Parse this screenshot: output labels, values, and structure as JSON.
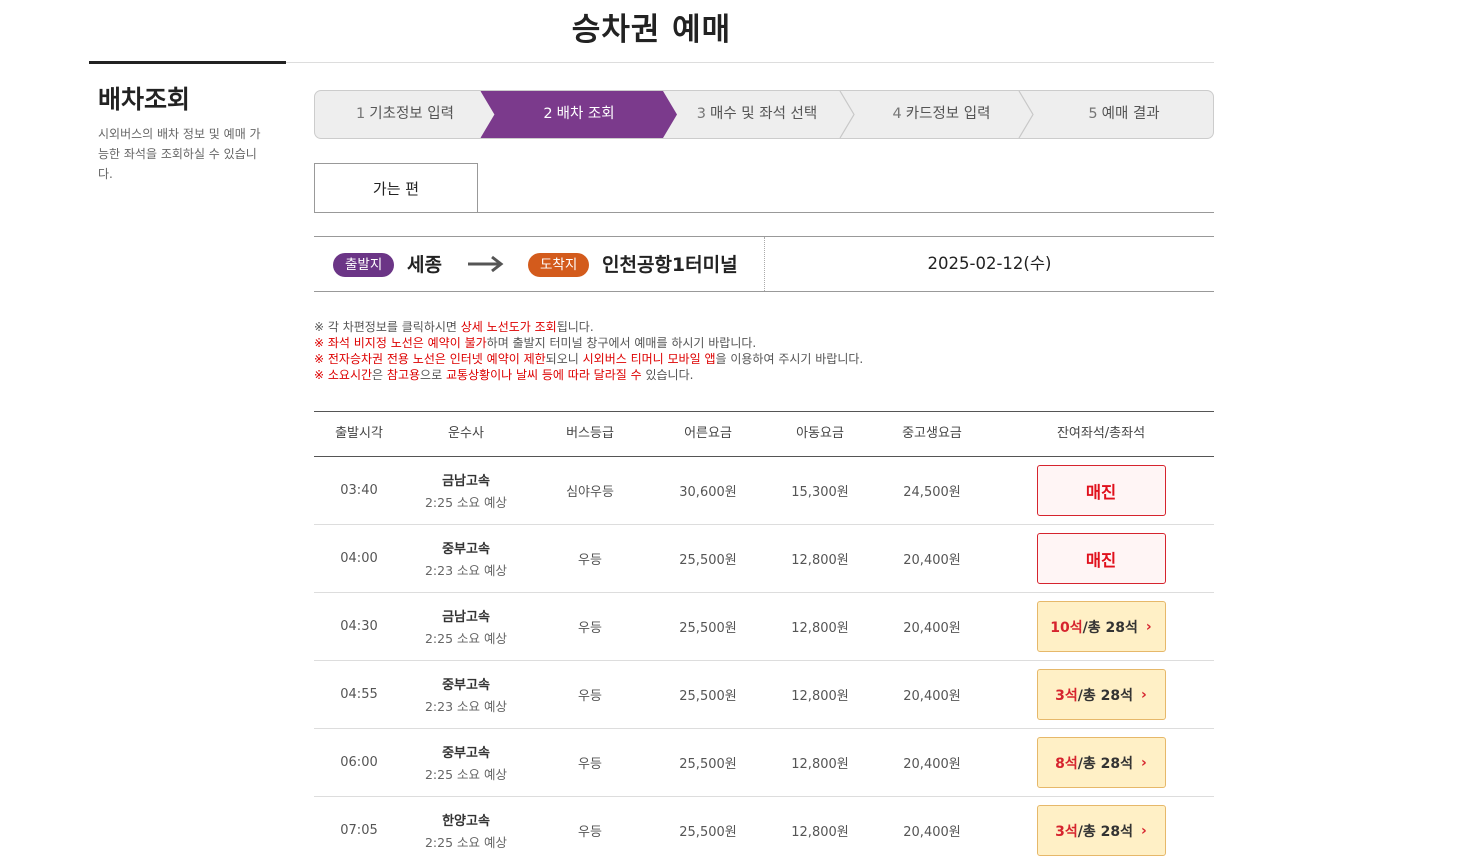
{
  "page_title": "승차권 예매",
  "sidebar": {
    "title": "배차조회",
    "description": "시외버스의 배차 정보 및 예매 가능한 좌석을 조회하실 수 있습니다."
  },
  "steps": [
    {
      "num": "1",
      "label": "기초정보 입력"
    },
    {
      "num": "2",
      "label": "배차 조회",
      "active": true
    },
    {
      "num": "3",
      "label": "매수 및 좌석 선택"
    },
    {
      "num": "4",
      "label": "카드정보 입력"
    },
    {
      "num": "5",
      "label": "예매 결과"
    }
  ],
  "tab": {
    "label": "가는 편"
  },
  "route": {
    "dep_label": "출발지",
    "dep_city": "세종",
    "arr_label": "도착지",
    "arr_city": "인천공항1터미널",
    "date": "2025-02-12(수)"
  },
  "notices": {
    "n1_a": "※ 각 차편정보를 클릭하시면 ",
    "n1_b": "상세 노선도가 조회",
    "n1_c": "됩니다.",
    "n2_a": "※ ",
    "n2_b": "좌석 비지정 노선은 예약이 불가",
    "n2_c": "하며 출발지 터미널 창구에서 예매를 하시기 바랍니다.",
    "n3_a": "※ ",
    "n3_b": "전자승차권 전용 노선은 인터넷 예약이 제한",
    "n3_c": "되오니 ",
    "n3_d": "시외버스 티머니 모바일 앱",
    "n3_e": "을 이용하여 주시기 바랍니다.",
    "n4_a": "※ ",
    "n4_b": "소요시간",
    "n4_c": "은 ",
    "n4_d": "참고용",
    "n4_e": "으로 ",
    "n4_f": "교통상황이나 날씨 등에 따라 달라질 수",
    "n4_g": " 있습니다."
  },
  "table": {
    "headers": {
      "time": "출발시각",
      "company": "운수사",
      "grade": "버스등급",
      "adult": "어른요금",
      "child": "아동요금",
      "student": "중고생요금",
      "seats": "잔여좌석/총좌석"
    },
    "rows": [
      {
        "time": "03:40",
        "company": "금남고속",
        "duration": "2:25 소요 예상",
        "grade": "심야우등",
        "adult": "30,600원",
        "child": "15,300원",
        "student": "24,500원",
        "status": "매진"
      },
      {
        "time": "04:00",
        "company": "중부고속",
        "duration": "2:23 소요 예상",
        "grade": "우등",
        "adult": "25,500원",
        "child": "12,800원",
        "student": "20,400원",
        "status": "매진"
      },
      {
        "time": "04:30",
        "company": "금남고속",
        "duration": "2:25 소요 예상",
        "grade": "우등",
        "adult": "25,500원",
        "child": "12,800원",
        "student": "20,400원",
        "left": "10석",
        "total": " /총 28석"
      },
      {
        "time": "04:55",
        "company": "중부고속",
        "duration": "2:23 소요 예상",
        "grade": "우등",
        "adult": "25,500원",
        "child": "12,800원",
        "student": "20,400원",
        "left": "3석",
        "total": " /총 28석"
      },
      {
        "time": "06:00",
        "company": "중부고속",
        "duration": "2:25 소요 예상",
        "grade": "우등",
        "adult": "25,500원",
        "child": "12,800원",
        "student": "20,400원",
        "left": "8석",
        "total": " /총 28석"
      },
      {
        "time": "07:05",
        "company": "한양고속",
        "duration": "2:25 소요 예상",
        "grade": "우등",
        "adult": "25,500원",
        "child": "12,800원",
        "student": "20,400원",
        "left": "3석",
        "total": " /총 28석"
      }
    ]
  },
  "colors": {
    "accent": "#7b3a8c",
    "departure": "#6b3586",
    "arrival": "#d35b1c",
    "soldout": "#e0101c",
    "available_bg": "#fff0c6"
  }
}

__________

▸ Instructions for the task: Quote the data exactly, leaving every image out of the copy.

▸ Response for this exercise:
Parse this screenshot: output labels, values, and structure as JSON.
{
  "page_title": "승차권 예매",
  "sidebar": {
    "title": "배차조회",
    "description": "시외버스의 배차 정보 및 예매 가능한 좌석을 조회하실 수 있습니다."
  },
  "steps": [
    {
      "num": "1",
      "label": "기초정보 입력"
    },
    {
      "num": "2",
      "label": "배차 조회",
      "active": true
    },
    {
      "num": "3",
      "label": "매수 및 좌석 선택"
    },
    {
      "num": "4",
      "label": "카드정보 입력"
    },
    {
      "num": "5",
      "label": "예매 결과"
    }
  ],
  "tab": {
    "label": "가는 편"
  },
  "route": {
    "dep_label": "출발지",
    "dep_city": "세종",
    "arr_label": "도착지",
    "arr_city": "인천공항1터미널",
    "date": "2025-02-12(수)"
  },
  "notices": {
    "n1_a": "※ 각 차편정보를 클릭하시면 ",
    "n1_b": "상세 노선도가 조회",
    "n1_c": "됩니다.",
    "n2_a": "※ ",
    "n2_b": "좌석 비지정 노선은 예약이 불가",
    "n2_c": "하며 출발지 터미널 창구에서 예매를 하시기 바랍니다.",
    "n3_a": "※ ",
    "n3_b": "전자승차권 전용 노선은 인터넷 예약이 제한",
    "n3_c": "되오니 ",
    "n3_d": "시외버스 티머니 모바일 앱",
    "n3_e": "을 이용하여 주시기 바랍니다.",
    "n4_a": "※ ",
    "n4_b": "소요시간",
    "n4_c": "은 ",
    "n4_d": "참고용",
    "n4_e": "으로 ",
    "n4_f": "교통상황이나 날씨 등에 따라 달라질 수",
    "n4_g": " 있습니다."
  },
  "table": {
    "headers": {
      "time": "출발시각",
      "company": "운수사",
      "grade": "버스등급",
      "adult": "어른요금",
      "child": "아동요금",
      "student": "중고생요금",
      "seats": "잔여좌석/총좌석"
    },
    "rows": [
      {
        "time": "03:40",
        "company": "금남고속",
        "duration": "2:25 소요 예상",
        "grade": "심야우등",
        "adult": "30,600원",
        "child": "15,300원",
        "student": "24,500원",
        "status": "매진"
      },
      {
        "time": "04:00",
        "company": "중부고속",
        "duration": "2:23 소요 예상",
        "grade": "우등",
        "adult": "25,500원",
        "child": "12,800원",
        "student": "20,400원",
        "status": "매진"
      },
      {
        "time": "04:30",
        "company": "금남고속",
        "duration": "2:25 소요 예상",
        "grade": "우등",
        "adult": "25,500원",
        "child": "12,800원",
        "student": "20,400원",
        "left": "10석",
        "total": " /총 28석"
      },
      {
        "time": "04:55",
        "company": "중부고속",
        "duration": "2:23 소요 예상",
        "grade": "우등",
        "adult": "25,500원",
        "child": "12,800원",
        "student": "20,400원",
        "left": "3석",
        "total": " /총 28석"
      },
      {
        "time": "06:00",
        "company": "중부고속",
        "duration": "2:25 소요 예상",
        "grade": "우등",
        "adult": "25,500원",
        "child": "12,800원",
        "student": "20,400원",
        "left": "8석",
        "total": " /총 28석"
      },
      {
        "time": "07:05",
        "company": "한양고속",
        "duration": "2:25 소요 예상",
        "grade": "우등",
        "adult": "25,500원",
        "child": "12,800원",
        "student": "20,400원",
        "left": "3석",
        "total": " /총 28석"
      }
    ]
  },
  "colors": {
    "accent": "#7b3a8c",
    "departure": "#6b3586",
    "arrival": "#d35b1c",
    "soldout": "#e0101c",
    "available_bg": "#fff0c6"
  }
}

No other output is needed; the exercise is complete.